_Work to do_: Reproduce all lines of the listing below in which the word "Compricer" occurs.

_Input data_:
+-------+

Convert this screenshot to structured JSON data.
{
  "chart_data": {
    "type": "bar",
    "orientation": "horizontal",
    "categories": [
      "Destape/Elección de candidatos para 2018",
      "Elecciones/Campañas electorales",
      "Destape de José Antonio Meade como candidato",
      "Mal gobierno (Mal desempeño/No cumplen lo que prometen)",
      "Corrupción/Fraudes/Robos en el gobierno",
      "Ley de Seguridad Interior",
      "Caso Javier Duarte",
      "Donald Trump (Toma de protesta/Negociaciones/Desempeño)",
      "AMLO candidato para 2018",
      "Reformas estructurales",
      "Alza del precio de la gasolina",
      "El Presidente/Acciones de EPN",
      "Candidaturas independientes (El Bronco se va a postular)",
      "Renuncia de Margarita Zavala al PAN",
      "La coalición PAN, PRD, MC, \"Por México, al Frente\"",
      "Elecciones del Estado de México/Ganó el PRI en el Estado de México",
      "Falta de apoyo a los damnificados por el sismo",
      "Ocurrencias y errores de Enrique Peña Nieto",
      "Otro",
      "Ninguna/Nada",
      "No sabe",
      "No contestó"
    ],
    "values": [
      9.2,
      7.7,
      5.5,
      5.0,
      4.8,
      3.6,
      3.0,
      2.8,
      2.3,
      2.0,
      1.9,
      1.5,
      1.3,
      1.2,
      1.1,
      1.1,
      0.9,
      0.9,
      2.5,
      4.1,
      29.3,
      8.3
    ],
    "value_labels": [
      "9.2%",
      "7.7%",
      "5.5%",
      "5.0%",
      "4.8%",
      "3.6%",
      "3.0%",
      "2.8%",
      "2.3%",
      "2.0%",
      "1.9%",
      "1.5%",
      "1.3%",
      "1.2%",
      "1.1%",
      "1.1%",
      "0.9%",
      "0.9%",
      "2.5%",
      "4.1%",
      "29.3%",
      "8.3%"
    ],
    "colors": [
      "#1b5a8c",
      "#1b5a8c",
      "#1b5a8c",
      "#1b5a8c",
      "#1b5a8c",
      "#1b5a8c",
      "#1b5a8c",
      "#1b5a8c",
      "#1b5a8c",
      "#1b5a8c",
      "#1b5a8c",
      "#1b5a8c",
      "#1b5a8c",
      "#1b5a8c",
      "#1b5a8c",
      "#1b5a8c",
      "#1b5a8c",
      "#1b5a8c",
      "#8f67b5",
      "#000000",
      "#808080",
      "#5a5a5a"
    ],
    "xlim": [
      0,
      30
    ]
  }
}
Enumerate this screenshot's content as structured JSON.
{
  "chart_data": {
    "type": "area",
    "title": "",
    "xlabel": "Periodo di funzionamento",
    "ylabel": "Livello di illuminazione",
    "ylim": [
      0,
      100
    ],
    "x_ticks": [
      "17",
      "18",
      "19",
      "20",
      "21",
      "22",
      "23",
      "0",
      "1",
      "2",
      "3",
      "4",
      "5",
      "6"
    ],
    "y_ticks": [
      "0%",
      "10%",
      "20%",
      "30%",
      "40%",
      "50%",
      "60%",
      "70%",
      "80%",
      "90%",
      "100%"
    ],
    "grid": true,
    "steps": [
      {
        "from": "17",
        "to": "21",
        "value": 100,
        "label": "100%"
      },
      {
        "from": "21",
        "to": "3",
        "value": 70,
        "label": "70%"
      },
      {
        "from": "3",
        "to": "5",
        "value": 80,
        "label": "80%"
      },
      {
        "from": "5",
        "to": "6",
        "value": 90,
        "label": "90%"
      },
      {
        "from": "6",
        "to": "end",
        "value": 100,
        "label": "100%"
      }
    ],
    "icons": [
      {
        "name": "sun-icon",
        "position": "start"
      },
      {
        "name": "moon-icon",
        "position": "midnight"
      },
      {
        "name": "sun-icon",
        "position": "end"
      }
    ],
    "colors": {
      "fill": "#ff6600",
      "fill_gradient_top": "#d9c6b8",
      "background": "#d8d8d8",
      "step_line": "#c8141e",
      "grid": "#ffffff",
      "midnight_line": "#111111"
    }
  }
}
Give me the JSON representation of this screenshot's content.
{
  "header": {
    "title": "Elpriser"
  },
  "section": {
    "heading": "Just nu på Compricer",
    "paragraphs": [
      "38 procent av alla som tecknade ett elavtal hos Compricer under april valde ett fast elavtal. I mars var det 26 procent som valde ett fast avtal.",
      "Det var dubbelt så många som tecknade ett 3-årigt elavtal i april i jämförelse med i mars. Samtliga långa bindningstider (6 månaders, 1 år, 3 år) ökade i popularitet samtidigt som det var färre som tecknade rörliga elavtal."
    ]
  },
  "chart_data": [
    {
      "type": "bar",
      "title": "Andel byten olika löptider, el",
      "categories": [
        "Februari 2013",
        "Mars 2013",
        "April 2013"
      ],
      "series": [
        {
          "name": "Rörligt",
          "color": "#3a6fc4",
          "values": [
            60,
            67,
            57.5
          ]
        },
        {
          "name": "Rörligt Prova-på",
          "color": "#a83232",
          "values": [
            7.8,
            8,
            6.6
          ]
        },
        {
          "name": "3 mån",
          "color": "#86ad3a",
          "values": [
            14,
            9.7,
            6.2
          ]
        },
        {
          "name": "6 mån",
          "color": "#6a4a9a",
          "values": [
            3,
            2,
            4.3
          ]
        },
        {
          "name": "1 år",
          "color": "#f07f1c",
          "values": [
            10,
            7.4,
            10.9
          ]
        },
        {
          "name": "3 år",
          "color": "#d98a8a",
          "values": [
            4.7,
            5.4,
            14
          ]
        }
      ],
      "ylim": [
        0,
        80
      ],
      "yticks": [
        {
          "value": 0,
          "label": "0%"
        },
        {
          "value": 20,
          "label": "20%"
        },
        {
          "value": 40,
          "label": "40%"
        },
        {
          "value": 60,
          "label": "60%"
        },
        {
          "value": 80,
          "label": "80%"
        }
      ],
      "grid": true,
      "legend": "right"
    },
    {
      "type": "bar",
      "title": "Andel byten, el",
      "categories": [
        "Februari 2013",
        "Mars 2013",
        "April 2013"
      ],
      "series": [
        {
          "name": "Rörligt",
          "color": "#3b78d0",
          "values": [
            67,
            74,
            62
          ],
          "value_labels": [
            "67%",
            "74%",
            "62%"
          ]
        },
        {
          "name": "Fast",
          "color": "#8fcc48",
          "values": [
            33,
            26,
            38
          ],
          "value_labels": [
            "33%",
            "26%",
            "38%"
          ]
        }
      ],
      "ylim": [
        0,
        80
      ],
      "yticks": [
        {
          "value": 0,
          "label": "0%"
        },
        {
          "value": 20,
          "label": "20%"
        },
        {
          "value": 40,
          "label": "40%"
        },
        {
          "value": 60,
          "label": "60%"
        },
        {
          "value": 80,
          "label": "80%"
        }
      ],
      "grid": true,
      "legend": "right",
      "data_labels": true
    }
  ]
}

+-------+

_Written response_:
    "heading": "Just nu på Compricer",
      "38 procent av alla som tecknade ett elavtal hos Compricer under april valde ett fast elavtal. I mars var det 26 procent som valde ett fast avtal.",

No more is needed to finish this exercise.